-- Start --

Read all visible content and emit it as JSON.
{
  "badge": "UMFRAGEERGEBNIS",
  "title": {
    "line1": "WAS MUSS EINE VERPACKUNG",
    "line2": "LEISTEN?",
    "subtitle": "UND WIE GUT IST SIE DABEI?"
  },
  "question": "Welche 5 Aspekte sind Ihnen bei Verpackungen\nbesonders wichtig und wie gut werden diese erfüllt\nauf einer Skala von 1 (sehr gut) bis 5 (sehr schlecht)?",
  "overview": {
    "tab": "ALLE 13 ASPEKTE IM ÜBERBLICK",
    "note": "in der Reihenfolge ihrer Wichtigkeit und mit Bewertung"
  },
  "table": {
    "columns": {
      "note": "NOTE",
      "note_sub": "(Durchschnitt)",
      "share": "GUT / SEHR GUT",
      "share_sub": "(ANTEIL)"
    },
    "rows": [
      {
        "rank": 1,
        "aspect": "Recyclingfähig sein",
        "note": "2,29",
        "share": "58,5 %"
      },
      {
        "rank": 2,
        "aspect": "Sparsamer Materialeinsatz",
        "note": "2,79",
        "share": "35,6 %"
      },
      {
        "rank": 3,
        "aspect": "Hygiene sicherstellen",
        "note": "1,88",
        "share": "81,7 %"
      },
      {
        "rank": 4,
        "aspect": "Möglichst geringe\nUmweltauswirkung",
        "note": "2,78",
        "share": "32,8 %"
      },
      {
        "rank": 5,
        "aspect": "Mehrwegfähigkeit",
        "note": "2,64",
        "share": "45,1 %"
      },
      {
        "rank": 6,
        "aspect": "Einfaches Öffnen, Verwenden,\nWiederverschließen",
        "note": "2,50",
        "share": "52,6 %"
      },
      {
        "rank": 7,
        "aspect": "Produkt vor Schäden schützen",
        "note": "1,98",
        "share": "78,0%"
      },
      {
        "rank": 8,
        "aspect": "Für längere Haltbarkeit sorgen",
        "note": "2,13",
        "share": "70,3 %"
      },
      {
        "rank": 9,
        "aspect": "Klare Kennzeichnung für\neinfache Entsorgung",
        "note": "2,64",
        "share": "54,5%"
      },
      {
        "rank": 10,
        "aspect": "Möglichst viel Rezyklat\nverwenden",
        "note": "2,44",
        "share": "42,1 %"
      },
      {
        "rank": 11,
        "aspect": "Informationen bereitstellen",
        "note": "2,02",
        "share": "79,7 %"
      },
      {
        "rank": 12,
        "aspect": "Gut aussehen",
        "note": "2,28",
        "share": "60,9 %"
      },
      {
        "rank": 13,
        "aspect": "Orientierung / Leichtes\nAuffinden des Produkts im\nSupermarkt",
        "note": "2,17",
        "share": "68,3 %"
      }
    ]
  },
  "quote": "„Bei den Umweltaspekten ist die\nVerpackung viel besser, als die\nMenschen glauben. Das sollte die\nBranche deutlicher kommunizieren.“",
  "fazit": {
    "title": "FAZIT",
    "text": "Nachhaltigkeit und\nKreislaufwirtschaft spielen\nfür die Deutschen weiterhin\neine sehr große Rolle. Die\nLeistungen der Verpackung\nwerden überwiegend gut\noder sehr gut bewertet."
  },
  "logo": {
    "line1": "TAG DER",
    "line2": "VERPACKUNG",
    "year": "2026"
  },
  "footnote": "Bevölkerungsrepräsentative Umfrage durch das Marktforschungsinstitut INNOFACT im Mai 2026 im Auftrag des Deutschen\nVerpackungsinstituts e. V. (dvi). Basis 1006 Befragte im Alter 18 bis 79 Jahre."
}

-- End --

* What to work on: In the records above, locate the lines holding the word "viel". Copy each of them.

* Written answer:
        "aspect": "Möglichst viel Rezyklat\nverwenden",
  "quote": "„Bei den Umweltaspekten ist die\nVerpackung viel besser, als die\nMenschen glauben. Das sollte die\nBranche deutlicher kommunizieren.“",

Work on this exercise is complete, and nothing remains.